Text excerpt —
>> BEGIN
Studio album by 36 Crazyfists
- Released: September 29, 2017
- Studio: High Voltage Sound (Portland, Oregon)
- Genre: Alternative metal, metalcore
- Length: 46:56
- Label: Spinefarm Records

36 Crazyfists chronology
| Time and Trauma (2015) | Lanterns (2017) |  |

Singles from Lanterns
- "Death Eater" Released: July 27, 2017; "Better to Burn" Released: August 17, 2017; "Wars to Walk Away From" Released: September 22, 2017;

= Lanterns (36 Crazyfists album) =

Lanterns is the seventh and final studio album by American metal band 36 Crazyfists. The album was released in the UK on September 29, 2017, and the band promoted it with a tour with DevilDriver and Cane Hill. Music videos were made and released for the singles "Better to Burn" and "Wars to Walk Away From". Vocalist Brock Lindow explained that the writing process helped him get over depression after a divorce from a 13-year marriage, and the results of his writing were "a lot more real and raw this time."
>> END
Records shown —
>> BEGIN
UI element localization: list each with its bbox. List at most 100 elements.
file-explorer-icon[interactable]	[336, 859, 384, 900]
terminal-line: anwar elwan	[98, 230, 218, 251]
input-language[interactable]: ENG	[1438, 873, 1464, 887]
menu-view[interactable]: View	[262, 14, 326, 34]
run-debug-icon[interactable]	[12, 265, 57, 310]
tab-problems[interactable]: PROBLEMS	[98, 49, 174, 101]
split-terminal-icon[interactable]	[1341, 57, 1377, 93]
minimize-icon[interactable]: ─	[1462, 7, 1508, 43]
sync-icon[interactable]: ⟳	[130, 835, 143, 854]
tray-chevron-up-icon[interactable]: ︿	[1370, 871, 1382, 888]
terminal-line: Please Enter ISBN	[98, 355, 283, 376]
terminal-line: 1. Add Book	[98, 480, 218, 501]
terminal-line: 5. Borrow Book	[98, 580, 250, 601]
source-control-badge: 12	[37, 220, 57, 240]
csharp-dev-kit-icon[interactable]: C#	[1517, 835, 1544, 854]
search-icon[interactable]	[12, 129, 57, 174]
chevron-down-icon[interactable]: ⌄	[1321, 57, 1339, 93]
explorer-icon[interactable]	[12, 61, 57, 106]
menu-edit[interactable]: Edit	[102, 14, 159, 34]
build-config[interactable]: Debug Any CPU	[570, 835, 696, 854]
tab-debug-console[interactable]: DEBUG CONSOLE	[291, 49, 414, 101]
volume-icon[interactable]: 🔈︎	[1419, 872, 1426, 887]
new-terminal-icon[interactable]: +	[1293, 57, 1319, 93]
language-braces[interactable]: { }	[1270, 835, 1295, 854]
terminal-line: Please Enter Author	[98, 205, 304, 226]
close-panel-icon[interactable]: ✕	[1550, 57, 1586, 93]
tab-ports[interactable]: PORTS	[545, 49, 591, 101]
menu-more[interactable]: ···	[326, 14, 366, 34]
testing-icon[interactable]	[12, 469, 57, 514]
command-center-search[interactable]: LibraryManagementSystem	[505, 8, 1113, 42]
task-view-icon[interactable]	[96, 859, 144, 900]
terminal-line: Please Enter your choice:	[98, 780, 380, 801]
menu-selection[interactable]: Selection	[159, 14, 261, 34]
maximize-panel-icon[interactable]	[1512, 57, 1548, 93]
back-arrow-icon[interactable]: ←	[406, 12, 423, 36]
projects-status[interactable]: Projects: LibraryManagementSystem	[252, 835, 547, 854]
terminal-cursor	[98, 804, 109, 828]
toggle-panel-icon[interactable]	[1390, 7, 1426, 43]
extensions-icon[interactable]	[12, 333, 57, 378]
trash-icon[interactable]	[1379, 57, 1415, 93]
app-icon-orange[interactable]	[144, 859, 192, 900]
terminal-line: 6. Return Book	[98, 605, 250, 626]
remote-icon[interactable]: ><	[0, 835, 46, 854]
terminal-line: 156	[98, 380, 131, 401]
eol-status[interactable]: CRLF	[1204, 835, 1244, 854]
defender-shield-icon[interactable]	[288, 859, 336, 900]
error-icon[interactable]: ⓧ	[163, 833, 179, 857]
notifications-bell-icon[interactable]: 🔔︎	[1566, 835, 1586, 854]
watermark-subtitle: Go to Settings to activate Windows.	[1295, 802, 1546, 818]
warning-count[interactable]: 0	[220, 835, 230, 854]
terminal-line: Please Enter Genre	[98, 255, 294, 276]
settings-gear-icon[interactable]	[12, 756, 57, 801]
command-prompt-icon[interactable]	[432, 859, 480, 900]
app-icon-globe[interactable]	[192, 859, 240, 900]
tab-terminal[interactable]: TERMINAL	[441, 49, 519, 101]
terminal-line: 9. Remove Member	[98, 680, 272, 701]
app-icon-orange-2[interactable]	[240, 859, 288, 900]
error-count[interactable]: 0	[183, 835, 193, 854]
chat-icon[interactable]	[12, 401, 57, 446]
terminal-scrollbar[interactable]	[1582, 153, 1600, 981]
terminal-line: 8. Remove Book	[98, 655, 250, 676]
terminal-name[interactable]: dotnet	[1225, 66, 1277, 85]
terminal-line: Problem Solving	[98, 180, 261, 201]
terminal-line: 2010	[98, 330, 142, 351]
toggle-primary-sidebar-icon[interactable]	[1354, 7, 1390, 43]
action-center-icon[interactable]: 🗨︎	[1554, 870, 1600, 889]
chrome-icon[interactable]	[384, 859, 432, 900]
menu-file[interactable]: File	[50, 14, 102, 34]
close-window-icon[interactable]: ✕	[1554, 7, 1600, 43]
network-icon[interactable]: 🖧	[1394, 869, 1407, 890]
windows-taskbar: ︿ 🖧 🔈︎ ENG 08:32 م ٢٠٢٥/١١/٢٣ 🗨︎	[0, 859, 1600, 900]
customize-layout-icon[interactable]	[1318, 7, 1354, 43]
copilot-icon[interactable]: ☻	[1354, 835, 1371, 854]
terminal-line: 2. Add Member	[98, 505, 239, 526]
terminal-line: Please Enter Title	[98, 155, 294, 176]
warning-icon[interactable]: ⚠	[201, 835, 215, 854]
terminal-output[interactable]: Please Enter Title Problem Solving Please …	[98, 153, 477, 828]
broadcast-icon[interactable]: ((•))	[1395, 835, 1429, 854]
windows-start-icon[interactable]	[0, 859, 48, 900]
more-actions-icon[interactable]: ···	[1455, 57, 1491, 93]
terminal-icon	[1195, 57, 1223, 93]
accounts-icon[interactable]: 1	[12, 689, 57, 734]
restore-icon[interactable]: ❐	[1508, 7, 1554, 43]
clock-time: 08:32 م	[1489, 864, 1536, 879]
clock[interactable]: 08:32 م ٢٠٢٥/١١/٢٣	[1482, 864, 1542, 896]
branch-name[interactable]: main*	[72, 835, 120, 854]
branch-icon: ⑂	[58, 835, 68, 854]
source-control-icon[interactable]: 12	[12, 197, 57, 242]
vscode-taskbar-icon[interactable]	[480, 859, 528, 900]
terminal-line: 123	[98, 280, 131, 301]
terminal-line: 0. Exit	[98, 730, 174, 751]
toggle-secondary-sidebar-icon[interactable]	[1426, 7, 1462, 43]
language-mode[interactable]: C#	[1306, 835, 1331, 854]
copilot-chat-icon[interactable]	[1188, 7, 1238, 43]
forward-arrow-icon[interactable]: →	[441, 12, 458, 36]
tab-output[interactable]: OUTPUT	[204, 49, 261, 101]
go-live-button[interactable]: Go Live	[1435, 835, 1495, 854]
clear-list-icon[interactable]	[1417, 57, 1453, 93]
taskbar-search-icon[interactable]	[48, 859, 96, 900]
>> END
Exercise brief — Copy out the Lanterns album text word for word, from beginning to end.

Problem solution —
Studio album by 36 Crazyfists
- Released: September 29, 2017
- Studio: High Voltage Sound (Portland, Oregon)
- Genre: Alternative metal, metalcore
- Length: 46:56
- Label: Spinefarm Records

36 Crazyfists chronology
| Time and Trauma (2015) | Lanterns (2017) |  |

Singles from Lanterns
- "Death Eater" Released: July 27, 2017; "Better to Burn" Released: August 17, 2017; "Wars to Walk Away From" Released: September 22, 2017;

= Lanterns (36 Crazyfists album) =

Lanterns is the seventh and final studio album by American metal band 36 Crazyfists. The album was released in the UK on September 29, 2017, and the band promoted it with a tour with DevilDriver and Cane Hill. Music videos were made and released for the singles "Better to Burn" and "Wars to Walk Away From". Vocalist Brock Lindow explained that the writing process helped him get over depression after a divorce from a 13-year marriage, and the results of his writing were "a lot more real and raw this time."